── SOURCE RECORDS

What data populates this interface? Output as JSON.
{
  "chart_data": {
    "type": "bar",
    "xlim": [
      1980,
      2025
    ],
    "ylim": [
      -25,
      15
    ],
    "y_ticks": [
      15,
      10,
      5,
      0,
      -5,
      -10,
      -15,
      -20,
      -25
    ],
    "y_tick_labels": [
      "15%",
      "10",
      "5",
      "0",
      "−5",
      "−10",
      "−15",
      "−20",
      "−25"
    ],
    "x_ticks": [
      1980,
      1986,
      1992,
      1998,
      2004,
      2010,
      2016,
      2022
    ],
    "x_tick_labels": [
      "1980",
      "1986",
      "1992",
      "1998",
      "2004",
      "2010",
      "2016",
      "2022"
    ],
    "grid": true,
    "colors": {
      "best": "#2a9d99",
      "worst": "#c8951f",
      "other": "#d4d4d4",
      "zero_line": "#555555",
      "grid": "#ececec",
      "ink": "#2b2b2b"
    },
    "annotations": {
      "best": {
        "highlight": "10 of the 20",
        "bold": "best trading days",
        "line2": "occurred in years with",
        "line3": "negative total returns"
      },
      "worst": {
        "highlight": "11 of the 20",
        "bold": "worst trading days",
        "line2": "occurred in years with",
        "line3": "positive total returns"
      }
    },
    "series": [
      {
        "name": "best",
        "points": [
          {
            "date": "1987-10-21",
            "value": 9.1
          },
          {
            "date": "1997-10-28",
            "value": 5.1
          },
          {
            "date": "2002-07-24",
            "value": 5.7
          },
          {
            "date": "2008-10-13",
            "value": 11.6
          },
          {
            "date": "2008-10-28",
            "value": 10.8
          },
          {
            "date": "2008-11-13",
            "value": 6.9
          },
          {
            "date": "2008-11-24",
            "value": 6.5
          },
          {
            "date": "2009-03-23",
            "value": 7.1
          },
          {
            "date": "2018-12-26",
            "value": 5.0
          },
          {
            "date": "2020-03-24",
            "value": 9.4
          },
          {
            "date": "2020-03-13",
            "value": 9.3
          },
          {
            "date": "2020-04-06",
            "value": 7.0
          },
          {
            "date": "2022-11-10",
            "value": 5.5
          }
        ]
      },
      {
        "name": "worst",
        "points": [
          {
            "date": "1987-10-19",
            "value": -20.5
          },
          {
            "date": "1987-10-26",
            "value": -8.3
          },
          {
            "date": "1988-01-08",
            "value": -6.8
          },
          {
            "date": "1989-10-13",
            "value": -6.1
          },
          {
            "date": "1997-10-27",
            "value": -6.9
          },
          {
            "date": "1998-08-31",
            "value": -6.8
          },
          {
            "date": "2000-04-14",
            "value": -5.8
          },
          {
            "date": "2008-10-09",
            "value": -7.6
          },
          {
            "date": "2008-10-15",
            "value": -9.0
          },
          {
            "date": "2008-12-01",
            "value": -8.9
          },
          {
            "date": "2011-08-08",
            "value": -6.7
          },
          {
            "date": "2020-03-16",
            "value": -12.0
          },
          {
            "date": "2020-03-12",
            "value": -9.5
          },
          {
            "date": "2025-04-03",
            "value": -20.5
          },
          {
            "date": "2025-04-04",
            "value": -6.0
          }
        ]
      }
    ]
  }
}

────

◆ STATED TASK ◆
Quote each line of the data above exactly as written.

◆ SOLUTION FOR THIS TASK ◆
What data populates this interface? Output as JSON.
{
  "chart_data": {
    "type": "bar",
    "xlim": [
      1980,
      2025
    ],
    "ylim": [
      -25,
      15
    ],
    "y_ticks": [
      15,
      10,
      5,
      0,
      -5,
      -10,
      -15,
      -20,
      -25
    ],
    "y_tick_labels": [
      "15%",
      "10",
      "5",
      "0",
      "−5",
      "−10",
      "−15",
      "−20",
      "−25"
    ],
    "x_ticks": [
      1980,
      1986,
      1992,
      1998,
      2004,
      2010,
      2016,
      2022
    ],
    "x_tick_labels": [
      "1980",
      "1986",
      "1992",
      "1998",
      "2004",
      "2010",
      "2016",
      "2022"
    ],
    "grid": true,
    "colors": {
      "best": "#2a9d99",
      "worst": "#c8951f",
      "other": "#d4d4d4",
      "zero_line": "#555555",
      "grid": "#ececec",
      "ink": "#2b2b2b"
    },
    "annotations": {
      "best": {
        "highlight": "10 of the 20",
        "bold": "best trading days",
        "line2": "occurred in years with",
        "line3": "negative total returns"
      },
      "worst": {
        "highlight": "11 of the 20",
        "bold": "worst trading days",
        "line2": "occurred in years with",
        "line3": "positive total returns"
      }
    },
    "series": [
      {
        "name": "best",
        "points": [
          {
            "date": "1987-10-21",
            "value": 9.1
          },
          {
            "date": "1997-10-28",
            "value": 5.1
          },
          {
            "date": "2002-07-24",
            "value": 5.7
          },
          {
            "date": "2008-10-13",
            "value": 11.6
          },
          {
            "date": "2008-10-28",
            "value": 10.8
          },
          {
            "date": "2008-11-13",
            "value": 6.9
          },
          {
            "date": "2008-11-24",
            "value": 6.5
          },
          {
            "date": "2009-03-23",
            "value": 7.1
          },
          {
            "date": "2018-12-26",
            "value": 5.0
          },
          {
            "date": "2020-03-24",
            "value": 9.4
          },
          {
            "date": "2020-03-13",
            "value": 9.3
          },
          {
            "date": "2020-04-06",
            "value": 7.0
          },
          {
            "date": "2022-11-10",
            "value": 5.5
          }
        ]
      },
      {
        "name": "worst",
        "points": [
          {
            "date": "1987-10-19",
            "value": -20.5
          },
          {
            "date": "1987-10-26",
            "value": -8.3
          },
          {
            "date": "1988-01-08",
            "value": -6.8
          },
          {
            "date": "1989-10-13",
            "value": -6.1
          },
          {
            "date": "1997-10-27",
            "value": -6.9
          },
          {
            "date": "1998-08-31",
            "value": -6.8
          },
          {
            "date": "2000-04-14",
            "value": -5.8
          },
          {
            "date": "2008-10-09",
            "value": -7.6
          },
          {
            "date": "2008-10-15",
            "value": -9.0
          },
          {
            "date": "2008-12-01",
            "value": -8.9
          },
          {
            "date": "2011-08-08",
            "value": -6.7
          },
          {
            "date": "2020-03-16",
            "value": -12.0
          },
          {
            "date": "2020-03-12",
            "value": -9.5
          },
          {
            "date": "2025-04-03",
            "value": -20.5
          },
          {
            "date": "2025-04-04",
            "value": -6.0
          }
        ]
      }
    ]
  }
}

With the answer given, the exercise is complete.